EXERCISE DESCRIPTION: Your task is to repeat the listing exactly.

TASK INPUT:
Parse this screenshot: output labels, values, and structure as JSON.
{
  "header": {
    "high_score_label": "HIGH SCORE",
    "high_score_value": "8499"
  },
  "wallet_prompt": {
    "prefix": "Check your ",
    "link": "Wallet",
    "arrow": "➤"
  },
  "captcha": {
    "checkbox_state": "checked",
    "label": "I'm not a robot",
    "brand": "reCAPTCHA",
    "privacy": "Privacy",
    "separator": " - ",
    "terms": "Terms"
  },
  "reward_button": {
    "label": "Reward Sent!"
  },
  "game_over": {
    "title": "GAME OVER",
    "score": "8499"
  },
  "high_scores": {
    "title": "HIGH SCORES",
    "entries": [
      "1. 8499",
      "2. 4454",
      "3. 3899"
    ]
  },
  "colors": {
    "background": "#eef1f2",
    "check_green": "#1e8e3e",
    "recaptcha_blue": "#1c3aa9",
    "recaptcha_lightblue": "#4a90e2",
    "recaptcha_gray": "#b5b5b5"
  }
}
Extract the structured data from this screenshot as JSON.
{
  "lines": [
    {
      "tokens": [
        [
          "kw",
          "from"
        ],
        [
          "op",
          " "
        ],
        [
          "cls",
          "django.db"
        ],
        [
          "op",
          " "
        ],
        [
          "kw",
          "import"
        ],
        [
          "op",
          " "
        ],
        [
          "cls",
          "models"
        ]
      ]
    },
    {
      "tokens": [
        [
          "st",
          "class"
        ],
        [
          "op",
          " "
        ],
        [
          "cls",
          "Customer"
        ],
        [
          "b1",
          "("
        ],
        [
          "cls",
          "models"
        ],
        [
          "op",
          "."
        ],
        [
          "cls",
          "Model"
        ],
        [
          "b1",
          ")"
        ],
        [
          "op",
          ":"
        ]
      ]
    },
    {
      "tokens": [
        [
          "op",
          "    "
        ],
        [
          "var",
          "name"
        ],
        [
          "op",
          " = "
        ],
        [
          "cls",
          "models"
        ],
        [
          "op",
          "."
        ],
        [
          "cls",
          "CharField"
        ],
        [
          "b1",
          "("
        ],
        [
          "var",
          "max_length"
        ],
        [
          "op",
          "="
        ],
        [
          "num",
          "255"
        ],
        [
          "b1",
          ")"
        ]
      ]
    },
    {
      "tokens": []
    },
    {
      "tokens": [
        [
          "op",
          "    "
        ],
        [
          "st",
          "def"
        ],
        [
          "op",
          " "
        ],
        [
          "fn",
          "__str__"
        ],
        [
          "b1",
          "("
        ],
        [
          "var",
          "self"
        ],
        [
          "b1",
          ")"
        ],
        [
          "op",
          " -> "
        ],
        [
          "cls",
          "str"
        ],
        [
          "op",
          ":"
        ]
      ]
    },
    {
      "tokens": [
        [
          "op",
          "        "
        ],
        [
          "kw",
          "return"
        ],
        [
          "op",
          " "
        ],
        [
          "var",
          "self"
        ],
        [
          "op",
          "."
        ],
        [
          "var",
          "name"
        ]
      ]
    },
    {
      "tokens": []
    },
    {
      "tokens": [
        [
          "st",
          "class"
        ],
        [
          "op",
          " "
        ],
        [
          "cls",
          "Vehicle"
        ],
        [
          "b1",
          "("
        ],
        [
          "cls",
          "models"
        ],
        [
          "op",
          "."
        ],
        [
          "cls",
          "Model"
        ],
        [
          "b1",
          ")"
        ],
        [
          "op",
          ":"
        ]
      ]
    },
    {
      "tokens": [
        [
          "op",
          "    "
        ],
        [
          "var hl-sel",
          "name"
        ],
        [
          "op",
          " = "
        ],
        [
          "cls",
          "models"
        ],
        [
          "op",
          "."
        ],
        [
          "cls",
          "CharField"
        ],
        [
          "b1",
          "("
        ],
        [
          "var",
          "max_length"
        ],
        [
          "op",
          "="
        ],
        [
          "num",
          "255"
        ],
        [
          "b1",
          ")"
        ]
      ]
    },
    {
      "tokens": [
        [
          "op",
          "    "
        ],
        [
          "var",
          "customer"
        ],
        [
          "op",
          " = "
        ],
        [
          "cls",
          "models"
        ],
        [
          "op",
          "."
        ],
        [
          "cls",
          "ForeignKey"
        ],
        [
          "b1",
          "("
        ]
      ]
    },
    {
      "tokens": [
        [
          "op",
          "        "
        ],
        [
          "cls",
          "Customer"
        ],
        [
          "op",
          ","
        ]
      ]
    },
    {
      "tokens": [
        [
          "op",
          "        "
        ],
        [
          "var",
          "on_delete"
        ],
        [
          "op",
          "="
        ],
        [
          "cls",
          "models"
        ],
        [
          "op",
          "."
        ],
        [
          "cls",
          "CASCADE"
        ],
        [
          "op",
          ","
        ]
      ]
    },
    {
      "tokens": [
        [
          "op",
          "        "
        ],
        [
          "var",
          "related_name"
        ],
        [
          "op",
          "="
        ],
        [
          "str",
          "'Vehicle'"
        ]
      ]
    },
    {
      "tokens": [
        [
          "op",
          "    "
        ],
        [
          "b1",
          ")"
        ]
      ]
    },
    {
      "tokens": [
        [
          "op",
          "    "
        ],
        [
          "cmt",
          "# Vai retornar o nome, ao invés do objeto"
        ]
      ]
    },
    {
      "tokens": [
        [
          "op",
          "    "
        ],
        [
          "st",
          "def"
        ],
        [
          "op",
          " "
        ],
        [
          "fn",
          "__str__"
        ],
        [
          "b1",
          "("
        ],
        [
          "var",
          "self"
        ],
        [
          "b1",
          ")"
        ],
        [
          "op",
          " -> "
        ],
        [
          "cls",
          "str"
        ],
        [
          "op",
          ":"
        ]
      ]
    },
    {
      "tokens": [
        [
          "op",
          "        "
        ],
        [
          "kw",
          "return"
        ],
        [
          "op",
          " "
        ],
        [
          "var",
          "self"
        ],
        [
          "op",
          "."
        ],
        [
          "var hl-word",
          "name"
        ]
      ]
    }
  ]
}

ANSWER:
Parse this screenshot: output labels, values, and structure as JSON.
{
  "header": {
    "high_score_label": "HIGH SCORE",
    "high_score_value": "8499"
  },
  "wallet_prompt": {
    "prefix": "Check your ",
    "link": "Wallet",
    "arrow": "➤"
  },
  "captcha": {
    "checkbox_state": "checked",
    "label": "I'm not a robot",
    "brand": "reCAPTCHA",
    "privacy": "Privacy",
    "separator": " - ",
    "terms": "Terms"
  },
  "reward_button": {
    "label": "Reward Sent!"
  },
  "game_over": {
    "title": "GAME OVER",
    "score": "8499"
  },
  "high_scores": {
    "title": "HIGH SCORES",
    "entries": [
      "1. 8499",
      "2. 4454",
      "3. 3899"
    ]
  },
  "colors": {
    "background": "#eef1f2",
    "check_green": "#1e8e3e",
    "recaptcha_blue": "#1c3aa9",
    "recaptcha_lightblue": "#4a90e2",
    "recaptcha_gray": "#b5b5b5"
  }
}
Extract the structured data from this screenshot as JSON.
{
  "lines": [
    {
      "tokens": [
        [
          "kw",
          "from"
        ],
        [
          "op",
          " "
        ],
        [
          "cls",
          "django.db"
        ],
        [
          "op",
          " "
        ],
        [
          "kw",
          "import"
        ],
        [
          "op",
          " "
        ],
        [
          "cls",
          "models"
        ]
      ]
    },
    {
      "tokens": [
        [
          "st",
          "class"
        ],
        [
          "op",
          " "
        ],
        [
          "cls",
          "Customer"
        ],
        [
          "b1",
          "("
        ],
        [
          "cls",
          "models"
        ],
        [
          "op",
          "."
        ],
        [
          "cls",
          "Model"
        ],
        [
          "b1",
          ")"
        ],
        [
          "op",
          ":"
        ]
      ]
    },
    {
      "tokens": [
        [
          "op",
          "    "
        ],
        [
          "var",
          "name"
        ],
        [
          "op",
          " = "
        ],
        [
          "cls",
          "models"
        ],
        [
          "op",
          "."
        ],
        [
          "cls",
          "CharField"
        ],
        [
          "b1",
          "("
        ],
        [
          "var",
          "max_length"
        ],
        [
          "op",
          "="
        ],
        [
          "num",
          "255"
        ],
        [
          "b1",
          ")"
        ]
      ]
    },
    {
      "tokens": []
    },
    {
      "tokens": [
        [
          "op",
          "    "
        ],
        [
          "st",
          "def"
        ],
        [
          "op",
          " "
        ],
        [
          "fn",
          "__str__"
        ],
        [
          "b1",
          "("
        ],
        [
          "var",
          "self"
        ],
        [
          "b1",
          ")"
        ],
        [
          "op",
          " -> "
        ],
        [
          "cls",
          "str"
        ],
        [
          "op",
          ":"
        ]
      ]
    },
    {
      "tokens": [
        [
          "op",
          "        "
        ],
        [
          "kw",
          "return"
        ],
        [
          "op",
          " "
        ],
        [
          "var",
          "self"
        ],
        [
          "op",
          "."
        ],
        [
          "var",
          "name"
        ]
      ]
    },
    {
      "tokens": []
    },
    {
      "tokens": [
        [
          "st",
          "class"
        ],
        [
          "op",
          " "
        ],
        [
          "cls",
          "Vehicle"
        ],
        [
          "b1",
          "("
        ],
        [
          "cls",
          "models"
        ],
        [
          "op",
          "."
        ],
        [
          "cls",
          "Model"
        ],
        [
          "b1",
          ")"
        ],
        [
          "op",
          ":"
        ]
      ]
    },
    {
      "tokens": [
        [
          "op",
          "    "
        ],
        [
          "var hl-sel",
          "name"
        ],
        [
          "op",
          " = "
        ],
        [
          "cls",
          "models"
        ],
        [
          "op",
          "."
        ],
        [
          "cls",
          "CharField"
        ],
        [
          "b1",
          "("
        ],
        [
          "var",
          "max_length"
        ],
        [
          "op",
          "="
        ],
        [
          "num",
          "255"
        ],
        [
          "b1",
          ")"
        ]
      ]
    },
    {
      "tokens": [
        [
          "op",
          "    "
        ],
        [
          "var",
          "customer"
        ],
        [
          "op",
          " = "
        ],
        [
          "cls",
          "models"
        ],
        [
          "op",
          "."
        ],
        [
          "cls",
          "ForeignKey"
        ],
        [
          "b1",
          "("
        ]
      ]
    },
    {
      "tokens": [
        [
          "op",
          "        "
        ],
        [
          "cls",
          "Customer"
        ],
        [
          "op",
          ","
        ]
      ]
    },
    {
      "tokens": [
        [
          "op",
          "        "
        ],
        [
          "var",
          "on_delete"
        ],
        [
          "op",
          "="
        ],
        [
          "cls",
          "models"
        ],
        [
          "op",
          "."
        ],
        [
          "cls",
          "CASCADE"
        ],
        [
          "op",
          ","
        ]
      ]
    },
    {
      "tokens": [
        [
          "op",
          "        "
        ],
        [
          "var",
          "related_name"
        ],
        [
          "op",
          "="
        ],
        [
          "str",
          "'Vehicle'"
        ]
      ]
    },
    {
      "tokens": [
        [
          "op",
          "    "
        ],
        [
          "b1",
          ")"
        ]
      ]
    },
    {
      "tokens": [
        [
          "op",
          "    "
        ],
        [
          "cmt",
          "# Vai retornar o nome, ao invés do objeto"
        ]
      ]
    },
    {
      "tokens": [
        [
          "op",
          "    "
        ],
        [
          "st",
          "def"
        ],
        [
          "op",
          " "
        ],
        [
          "fn",
          "__str__"
        ],
        [
          "b1",
          "("
        ],
        [
          "var",
          "self"
        ],
        [
          "b1",
          ")"
        ],
        [
          "op",
          " -> "
        ],
        [
          "cls",
          "str"
        ],
        [
          "op",
          ":"
        ]
      ]
    },
    {
      "tokens": [
        [
          "op",
          "        "
        ],
        [
          "kw",
          "return"
        ],
        [
          "op",
          " "
        ],
        [
          "var",
          "self"
        ],
        [
          "op",
          "."
        ],
        [
          "var hl-word",
          "name"
        ]
      ]
    }
  ]
}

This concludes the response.